Sift the material for lines containing "pieces", and return them.

Figure data in JSON:
"""

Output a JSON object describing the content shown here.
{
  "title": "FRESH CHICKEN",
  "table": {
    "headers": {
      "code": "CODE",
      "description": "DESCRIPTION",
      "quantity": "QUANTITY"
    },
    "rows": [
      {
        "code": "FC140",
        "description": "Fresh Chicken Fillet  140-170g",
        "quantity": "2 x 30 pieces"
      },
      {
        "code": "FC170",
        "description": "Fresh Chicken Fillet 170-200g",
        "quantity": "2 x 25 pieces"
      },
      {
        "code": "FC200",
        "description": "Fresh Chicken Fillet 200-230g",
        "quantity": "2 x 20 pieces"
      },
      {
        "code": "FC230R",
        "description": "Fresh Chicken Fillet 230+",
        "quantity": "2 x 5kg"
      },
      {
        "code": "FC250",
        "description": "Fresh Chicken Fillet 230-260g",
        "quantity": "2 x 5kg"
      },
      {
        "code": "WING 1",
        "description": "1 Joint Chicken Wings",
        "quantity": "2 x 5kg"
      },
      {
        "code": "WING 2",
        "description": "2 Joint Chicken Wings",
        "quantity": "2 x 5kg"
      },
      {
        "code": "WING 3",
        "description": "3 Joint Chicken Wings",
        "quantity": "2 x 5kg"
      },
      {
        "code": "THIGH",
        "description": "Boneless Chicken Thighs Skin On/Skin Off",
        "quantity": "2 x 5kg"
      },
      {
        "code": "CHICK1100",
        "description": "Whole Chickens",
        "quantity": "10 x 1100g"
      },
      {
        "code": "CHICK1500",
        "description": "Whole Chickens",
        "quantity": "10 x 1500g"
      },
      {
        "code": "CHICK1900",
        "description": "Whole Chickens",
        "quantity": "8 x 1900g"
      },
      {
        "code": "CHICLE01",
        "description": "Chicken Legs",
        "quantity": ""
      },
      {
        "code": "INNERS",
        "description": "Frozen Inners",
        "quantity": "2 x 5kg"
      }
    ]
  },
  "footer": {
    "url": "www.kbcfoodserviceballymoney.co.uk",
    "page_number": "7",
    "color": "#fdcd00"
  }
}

"""

Output for this exercise:
        "quantity": "2 x 30 pieces"
        "quantity": "2 x 25 pieces"
        "quantity": "2 x 20 pieces"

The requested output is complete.